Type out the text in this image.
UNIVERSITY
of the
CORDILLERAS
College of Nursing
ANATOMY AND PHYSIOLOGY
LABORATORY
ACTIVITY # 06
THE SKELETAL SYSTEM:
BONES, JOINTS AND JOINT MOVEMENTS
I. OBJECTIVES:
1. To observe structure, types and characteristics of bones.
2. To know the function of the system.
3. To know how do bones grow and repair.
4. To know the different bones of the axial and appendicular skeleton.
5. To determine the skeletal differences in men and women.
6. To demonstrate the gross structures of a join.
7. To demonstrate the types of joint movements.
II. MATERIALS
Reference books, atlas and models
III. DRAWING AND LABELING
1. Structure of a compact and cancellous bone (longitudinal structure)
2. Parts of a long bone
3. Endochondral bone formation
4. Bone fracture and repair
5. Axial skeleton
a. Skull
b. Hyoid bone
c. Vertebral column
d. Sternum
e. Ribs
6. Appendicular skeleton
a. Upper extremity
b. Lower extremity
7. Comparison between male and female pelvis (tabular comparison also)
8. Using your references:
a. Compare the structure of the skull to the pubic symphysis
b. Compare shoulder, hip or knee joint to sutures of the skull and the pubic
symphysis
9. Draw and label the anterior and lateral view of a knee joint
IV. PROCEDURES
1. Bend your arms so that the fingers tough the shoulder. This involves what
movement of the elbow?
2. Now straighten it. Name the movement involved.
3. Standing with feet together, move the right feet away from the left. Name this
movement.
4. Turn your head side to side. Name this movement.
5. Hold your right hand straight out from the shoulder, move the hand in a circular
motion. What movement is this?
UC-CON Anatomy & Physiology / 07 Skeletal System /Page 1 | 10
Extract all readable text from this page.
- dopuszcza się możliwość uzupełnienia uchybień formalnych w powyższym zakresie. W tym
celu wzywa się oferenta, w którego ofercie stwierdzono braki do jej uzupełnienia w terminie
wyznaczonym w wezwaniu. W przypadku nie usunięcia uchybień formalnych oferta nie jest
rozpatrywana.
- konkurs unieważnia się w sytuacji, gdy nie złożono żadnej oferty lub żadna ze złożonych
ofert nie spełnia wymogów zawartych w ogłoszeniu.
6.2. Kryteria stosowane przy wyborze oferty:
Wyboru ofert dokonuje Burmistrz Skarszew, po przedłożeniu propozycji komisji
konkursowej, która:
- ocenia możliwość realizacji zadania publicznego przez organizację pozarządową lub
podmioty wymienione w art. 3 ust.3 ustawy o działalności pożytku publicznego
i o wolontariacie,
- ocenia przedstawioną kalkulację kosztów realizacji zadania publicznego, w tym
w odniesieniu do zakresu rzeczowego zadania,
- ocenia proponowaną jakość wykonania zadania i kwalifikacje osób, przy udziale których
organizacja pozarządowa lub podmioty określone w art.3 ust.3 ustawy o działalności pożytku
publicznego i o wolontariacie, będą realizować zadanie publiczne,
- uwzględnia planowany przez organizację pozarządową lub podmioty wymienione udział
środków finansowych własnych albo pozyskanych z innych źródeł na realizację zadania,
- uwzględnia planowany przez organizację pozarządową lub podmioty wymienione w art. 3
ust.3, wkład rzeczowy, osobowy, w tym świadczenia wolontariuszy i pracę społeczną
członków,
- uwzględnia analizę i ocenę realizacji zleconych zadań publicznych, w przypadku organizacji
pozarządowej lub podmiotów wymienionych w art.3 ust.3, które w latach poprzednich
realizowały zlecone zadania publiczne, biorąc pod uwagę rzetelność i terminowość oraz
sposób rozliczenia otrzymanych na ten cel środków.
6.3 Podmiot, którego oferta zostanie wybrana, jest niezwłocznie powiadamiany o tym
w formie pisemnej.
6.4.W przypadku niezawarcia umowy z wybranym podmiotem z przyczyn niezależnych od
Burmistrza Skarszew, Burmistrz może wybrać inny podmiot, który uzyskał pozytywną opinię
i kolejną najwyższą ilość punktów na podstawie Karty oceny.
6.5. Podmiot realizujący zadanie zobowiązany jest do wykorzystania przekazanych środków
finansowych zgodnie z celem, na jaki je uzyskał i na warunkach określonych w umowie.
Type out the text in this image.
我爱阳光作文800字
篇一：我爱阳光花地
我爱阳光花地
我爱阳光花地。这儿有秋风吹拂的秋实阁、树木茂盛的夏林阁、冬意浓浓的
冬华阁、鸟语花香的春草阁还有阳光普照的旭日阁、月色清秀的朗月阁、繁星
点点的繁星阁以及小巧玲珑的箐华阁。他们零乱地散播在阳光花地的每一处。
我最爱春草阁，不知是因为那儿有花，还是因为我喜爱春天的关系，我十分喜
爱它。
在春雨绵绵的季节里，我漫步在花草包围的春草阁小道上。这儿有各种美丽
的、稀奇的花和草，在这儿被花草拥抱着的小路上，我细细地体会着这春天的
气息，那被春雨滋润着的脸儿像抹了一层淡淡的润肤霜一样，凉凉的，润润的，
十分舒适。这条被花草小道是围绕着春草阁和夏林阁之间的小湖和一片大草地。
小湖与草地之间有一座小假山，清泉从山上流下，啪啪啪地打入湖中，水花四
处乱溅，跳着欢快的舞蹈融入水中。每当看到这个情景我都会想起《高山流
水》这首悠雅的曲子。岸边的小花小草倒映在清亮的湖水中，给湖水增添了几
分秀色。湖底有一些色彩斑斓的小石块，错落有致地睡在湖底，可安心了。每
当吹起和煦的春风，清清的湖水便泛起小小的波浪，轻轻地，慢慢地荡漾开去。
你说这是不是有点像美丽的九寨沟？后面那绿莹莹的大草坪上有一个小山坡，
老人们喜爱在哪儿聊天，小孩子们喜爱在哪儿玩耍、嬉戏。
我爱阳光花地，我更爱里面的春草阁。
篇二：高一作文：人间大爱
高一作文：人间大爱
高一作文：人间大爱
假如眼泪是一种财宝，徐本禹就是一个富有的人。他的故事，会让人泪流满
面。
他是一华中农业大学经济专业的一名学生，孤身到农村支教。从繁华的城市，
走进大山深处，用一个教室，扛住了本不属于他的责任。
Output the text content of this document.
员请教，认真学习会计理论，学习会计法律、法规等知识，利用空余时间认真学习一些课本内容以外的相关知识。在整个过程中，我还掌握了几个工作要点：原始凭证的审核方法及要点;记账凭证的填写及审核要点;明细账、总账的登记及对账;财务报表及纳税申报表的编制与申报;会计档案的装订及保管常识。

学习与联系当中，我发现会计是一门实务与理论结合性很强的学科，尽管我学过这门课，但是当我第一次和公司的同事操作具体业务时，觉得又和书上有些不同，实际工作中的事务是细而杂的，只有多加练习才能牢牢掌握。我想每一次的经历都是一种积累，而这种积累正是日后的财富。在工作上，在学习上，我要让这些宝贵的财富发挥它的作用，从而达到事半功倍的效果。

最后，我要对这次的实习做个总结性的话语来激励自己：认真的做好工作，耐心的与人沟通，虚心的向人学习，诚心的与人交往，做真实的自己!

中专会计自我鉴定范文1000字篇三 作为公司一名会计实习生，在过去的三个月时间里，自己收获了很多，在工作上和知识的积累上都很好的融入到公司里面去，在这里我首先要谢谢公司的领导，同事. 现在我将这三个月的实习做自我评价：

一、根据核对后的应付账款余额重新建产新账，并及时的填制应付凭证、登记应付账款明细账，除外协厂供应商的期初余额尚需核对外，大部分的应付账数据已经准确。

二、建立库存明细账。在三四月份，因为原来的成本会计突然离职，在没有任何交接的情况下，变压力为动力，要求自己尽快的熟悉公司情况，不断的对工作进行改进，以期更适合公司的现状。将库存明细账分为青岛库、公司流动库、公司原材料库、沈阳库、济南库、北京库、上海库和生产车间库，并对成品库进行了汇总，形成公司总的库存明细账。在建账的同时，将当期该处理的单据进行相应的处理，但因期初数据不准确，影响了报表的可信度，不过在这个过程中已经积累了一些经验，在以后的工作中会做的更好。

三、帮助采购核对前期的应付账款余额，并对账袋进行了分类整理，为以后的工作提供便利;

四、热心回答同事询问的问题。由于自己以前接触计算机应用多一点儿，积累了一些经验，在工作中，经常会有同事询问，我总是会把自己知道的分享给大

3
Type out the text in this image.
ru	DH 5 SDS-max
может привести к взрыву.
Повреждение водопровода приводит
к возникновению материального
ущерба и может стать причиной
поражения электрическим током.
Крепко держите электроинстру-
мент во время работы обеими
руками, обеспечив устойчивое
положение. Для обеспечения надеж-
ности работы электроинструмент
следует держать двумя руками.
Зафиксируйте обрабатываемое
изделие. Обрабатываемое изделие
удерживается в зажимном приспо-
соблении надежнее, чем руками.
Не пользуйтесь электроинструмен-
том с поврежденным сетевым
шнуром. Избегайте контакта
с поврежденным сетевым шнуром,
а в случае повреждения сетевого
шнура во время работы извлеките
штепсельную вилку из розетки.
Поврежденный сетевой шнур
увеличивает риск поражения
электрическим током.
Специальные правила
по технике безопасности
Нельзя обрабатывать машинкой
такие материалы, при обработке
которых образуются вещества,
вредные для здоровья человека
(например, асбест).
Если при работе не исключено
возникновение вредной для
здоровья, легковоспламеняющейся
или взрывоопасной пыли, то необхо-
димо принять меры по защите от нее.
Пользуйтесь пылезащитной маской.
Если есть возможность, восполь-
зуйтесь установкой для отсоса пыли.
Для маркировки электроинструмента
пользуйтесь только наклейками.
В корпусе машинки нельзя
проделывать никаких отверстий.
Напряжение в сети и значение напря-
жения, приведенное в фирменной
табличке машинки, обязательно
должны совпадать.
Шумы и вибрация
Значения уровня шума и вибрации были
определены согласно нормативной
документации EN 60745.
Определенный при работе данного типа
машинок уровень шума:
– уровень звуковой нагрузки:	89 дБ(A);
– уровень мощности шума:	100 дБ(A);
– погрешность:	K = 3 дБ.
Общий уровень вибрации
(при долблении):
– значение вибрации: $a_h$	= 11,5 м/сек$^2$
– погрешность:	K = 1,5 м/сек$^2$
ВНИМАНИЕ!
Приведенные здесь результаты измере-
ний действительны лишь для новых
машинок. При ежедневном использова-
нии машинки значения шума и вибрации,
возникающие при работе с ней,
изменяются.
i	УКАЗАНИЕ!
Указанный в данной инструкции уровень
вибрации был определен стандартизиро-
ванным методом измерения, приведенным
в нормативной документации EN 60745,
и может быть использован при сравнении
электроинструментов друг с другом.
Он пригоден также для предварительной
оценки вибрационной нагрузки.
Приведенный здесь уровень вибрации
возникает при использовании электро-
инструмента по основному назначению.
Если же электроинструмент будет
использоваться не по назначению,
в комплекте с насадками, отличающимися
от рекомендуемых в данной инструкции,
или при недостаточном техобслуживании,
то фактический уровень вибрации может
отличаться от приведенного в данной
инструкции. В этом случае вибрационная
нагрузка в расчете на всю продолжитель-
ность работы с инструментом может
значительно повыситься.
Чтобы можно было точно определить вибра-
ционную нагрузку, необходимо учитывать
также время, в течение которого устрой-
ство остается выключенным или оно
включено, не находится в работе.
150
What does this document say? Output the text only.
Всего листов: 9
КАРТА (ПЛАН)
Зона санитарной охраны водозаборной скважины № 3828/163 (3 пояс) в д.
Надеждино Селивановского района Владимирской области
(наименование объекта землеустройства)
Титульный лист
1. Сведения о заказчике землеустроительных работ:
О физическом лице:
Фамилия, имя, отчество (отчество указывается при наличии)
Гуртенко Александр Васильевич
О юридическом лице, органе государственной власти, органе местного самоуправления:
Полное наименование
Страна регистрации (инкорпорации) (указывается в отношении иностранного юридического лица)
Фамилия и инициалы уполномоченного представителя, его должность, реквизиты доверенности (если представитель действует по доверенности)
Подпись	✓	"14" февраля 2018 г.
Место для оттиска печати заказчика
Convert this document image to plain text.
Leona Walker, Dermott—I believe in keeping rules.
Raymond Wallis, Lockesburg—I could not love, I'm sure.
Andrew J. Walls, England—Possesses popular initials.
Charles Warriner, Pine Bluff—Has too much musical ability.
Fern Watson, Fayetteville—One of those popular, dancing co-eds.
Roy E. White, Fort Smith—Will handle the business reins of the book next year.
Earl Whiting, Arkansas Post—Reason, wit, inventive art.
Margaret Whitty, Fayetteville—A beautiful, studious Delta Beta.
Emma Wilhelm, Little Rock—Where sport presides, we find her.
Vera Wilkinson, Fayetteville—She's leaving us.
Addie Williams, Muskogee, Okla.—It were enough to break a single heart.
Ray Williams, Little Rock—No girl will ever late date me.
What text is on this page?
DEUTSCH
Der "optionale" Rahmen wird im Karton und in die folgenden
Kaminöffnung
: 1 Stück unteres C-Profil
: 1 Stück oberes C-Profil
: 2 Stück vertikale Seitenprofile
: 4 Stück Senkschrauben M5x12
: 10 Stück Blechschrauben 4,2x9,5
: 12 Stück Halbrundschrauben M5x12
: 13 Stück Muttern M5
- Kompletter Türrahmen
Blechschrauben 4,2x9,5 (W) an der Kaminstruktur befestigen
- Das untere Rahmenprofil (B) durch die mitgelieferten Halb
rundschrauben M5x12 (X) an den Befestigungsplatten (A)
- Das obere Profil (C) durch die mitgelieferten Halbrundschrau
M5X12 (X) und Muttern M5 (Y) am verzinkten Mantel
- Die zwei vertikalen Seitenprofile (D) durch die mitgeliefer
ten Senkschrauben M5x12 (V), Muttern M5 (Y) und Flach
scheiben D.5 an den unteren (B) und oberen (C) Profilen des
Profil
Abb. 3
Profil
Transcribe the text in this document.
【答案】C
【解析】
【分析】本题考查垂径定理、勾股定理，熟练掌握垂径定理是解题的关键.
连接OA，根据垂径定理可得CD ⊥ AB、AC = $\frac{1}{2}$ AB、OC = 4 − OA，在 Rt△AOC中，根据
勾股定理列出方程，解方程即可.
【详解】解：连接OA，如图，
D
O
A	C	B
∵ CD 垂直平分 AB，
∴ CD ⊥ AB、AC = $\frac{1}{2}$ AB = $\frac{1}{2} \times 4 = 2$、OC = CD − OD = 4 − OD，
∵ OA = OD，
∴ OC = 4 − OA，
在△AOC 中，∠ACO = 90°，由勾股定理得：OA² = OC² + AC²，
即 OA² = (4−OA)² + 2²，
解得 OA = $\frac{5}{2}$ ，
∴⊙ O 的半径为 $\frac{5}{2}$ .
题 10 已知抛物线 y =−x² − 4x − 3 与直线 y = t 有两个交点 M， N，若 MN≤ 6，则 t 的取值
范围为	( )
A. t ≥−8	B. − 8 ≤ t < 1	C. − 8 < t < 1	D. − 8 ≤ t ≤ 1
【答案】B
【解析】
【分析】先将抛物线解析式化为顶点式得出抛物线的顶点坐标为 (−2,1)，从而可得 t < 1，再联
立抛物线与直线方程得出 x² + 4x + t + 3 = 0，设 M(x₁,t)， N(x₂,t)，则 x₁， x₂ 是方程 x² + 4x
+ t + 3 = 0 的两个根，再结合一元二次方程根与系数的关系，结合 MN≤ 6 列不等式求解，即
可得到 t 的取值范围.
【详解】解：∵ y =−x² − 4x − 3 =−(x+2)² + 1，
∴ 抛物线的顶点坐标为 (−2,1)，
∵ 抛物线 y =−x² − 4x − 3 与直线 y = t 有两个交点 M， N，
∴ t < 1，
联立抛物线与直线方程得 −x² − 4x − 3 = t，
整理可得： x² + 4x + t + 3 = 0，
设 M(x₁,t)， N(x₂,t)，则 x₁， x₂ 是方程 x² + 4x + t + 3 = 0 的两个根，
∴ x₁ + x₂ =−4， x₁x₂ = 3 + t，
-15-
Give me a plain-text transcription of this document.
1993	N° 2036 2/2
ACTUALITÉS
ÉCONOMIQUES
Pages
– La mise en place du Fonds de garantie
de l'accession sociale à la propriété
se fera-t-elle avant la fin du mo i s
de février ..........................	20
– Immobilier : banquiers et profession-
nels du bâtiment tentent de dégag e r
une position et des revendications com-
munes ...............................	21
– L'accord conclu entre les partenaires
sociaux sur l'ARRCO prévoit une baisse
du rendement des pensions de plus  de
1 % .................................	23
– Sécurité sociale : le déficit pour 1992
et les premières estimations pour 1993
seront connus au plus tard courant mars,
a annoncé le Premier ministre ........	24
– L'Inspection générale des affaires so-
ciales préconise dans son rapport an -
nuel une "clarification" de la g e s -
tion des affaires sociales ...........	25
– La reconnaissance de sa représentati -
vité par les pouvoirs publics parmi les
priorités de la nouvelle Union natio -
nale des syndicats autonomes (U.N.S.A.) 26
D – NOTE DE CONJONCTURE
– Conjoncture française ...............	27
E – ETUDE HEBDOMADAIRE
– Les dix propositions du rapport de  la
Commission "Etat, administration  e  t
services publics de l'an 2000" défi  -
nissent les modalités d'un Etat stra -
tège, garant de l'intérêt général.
--
### Your goal
Scan the material above. Extract every line in which the word "Blechschrauben" occurs.

### Exercise response
: 10 Stück Blechschrauben 4,2x9,5
Blechschrauben 4,2x9,5 (W) an der Kaminstruktur befestigen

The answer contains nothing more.